▶ **TASK INSTRUCTIONS**
Retype everything in the listing, leaving each line exactly as it is.
>> Start
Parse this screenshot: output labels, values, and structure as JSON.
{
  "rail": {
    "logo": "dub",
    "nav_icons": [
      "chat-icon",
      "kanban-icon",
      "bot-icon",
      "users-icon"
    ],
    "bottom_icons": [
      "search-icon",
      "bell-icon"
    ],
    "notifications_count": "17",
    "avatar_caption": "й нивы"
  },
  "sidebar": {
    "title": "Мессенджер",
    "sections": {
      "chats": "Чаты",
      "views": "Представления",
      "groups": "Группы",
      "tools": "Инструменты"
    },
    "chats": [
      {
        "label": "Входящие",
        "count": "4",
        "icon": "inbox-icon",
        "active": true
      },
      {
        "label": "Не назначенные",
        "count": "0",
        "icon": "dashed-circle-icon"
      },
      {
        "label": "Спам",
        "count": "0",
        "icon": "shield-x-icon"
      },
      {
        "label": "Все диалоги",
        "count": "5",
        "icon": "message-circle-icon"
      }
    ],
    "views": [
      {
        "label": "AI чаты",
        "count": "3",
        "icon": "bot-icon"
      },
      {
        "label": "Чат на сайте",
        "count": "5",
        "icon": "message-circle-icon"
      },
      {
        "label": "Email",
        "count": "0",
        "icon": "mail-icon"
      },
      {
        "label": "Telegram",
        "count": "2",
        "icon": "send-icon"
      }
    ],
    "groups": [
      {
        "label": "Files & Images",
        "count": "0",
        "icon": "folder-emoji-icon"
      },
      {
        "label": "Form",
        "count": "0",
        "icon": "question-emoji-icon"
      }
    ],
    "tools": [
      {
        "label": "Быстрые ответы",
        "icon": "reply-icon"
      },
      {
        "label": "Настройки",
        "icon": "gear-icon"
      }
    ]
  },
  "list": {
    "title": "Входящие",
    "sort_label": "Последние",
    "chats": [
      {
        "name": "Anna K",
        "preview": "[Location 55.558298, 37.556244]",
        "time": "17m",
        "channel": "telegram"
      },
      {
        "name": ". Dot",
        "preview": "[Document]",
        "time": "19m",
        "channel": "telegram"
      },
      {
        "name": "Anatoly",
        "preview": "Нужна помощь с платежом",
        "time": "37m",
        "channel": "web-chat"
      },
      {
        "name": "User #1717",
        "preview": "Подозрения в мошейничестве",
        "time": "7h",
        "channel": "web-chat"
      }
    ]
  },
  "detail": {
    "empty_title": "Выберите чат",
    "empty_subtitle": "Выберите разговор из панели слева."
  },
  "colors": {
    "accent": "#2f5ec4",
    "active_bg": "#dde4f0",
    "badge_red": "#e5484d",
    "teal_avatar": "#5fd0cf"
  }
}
>> End
▶ **COMPLETE ANSWER**
Parse this screenshot: output labels, values, and structure as JSON.
{
  "rail": {
    "logo": "dub",
    "nav_icons": [
      "chat-icon",
      "kanban-icon",
      "bot-icon",
      "users-icon"
    ],
    "bottom_icons": [
      "search-icon",
      "bell-icon"
    ],
    "notifications_count": "17",
    "avatar_caption": "й нивы"
  },
  "sidebar": {
    "title": "Мессенджер",
    "sections": {
      "chats": "Чаты",
      "views": "Представления",
      "groups": "Группы",
      "tools": "Инструменты"
    },
    "chats": [
      {
        "label": "Входящие",
        "count": "4",
        "icon": "inbox-icon",
        "active": true
      },
      {
        "label": "Не назначенные",
        "count": "0",
        "icon": "dashed-circle-icon"
      },
      {
        "label": "Спам",
        "count": "0",
        "icon": "shield-x-icon"
      },
      {
        "label": "Все диалоги",
        "count": "5",
        "icon": "message-circle-icon"
      }
    ],
    "views": [
      {
        "label": "AI чаты",
        "count": "3",
        "icon": "bot-icon"
      },
      {
        "label": "Чат на сайте",
        "count": "5",
        "icon": "message-circle-icon"
      },
      {
        "label": "Email",
        "count": "0",
        "icon": "mail-icon"
      },
      {
        "label": "Telegram",
        "count": "2",
        "icon": "send-icon"
      }
    ],
    "groups": [
      {
        "label": "Files & Images",
        "count": "0",
        "icon": "folder-emoji-icon"
      },
      {
        "label": "Form",
        "count": "0",
        "icon": "question-emoji-icon"
      }
    ],
    "tools": [
      {
        "label": "Быстрые ответы",
        "icon": "reply-icon"
      },
      {
        "label": "Настройки",
        "icon": "gear-icon"
      }
    ]
  },
  "list": {
    "title": "Входящие",
    "sort_label": "Последние",
    "chats": [
      {
        "name": "Anna K",
        "preview": "[Location 55.558298, 37.556244]",
        "time": "17m",
        "channel": "telegram"
      },
      {
        "name": ". Dot",
        "preview": "[Document]",
        "time": "19m",
        "channel": "telegram"
      },
      {
        "name": "Anatoly",
        "preview": "Нужна помощь с платежом",
        "time": "37m",
        "channel": "web-chat"
      },
      {
        "name": "User #1717",
        "preview": "Подозрения в мошейничестве",
        "time": "7h",
        "channel": "web-chat"
      }
    ]
  },
  "detail": {
    "empty_title": "Выберите чат",
    "empty_subtitle": "Выберите разговор из панели слева."
  },
  "colors": {
    "accent": "#2f5ec4",
    "active_bg": "#dde4f0",
    "badge_red": "#e5484d",
    "teal_avatar": "#5fd0cf"
  }
}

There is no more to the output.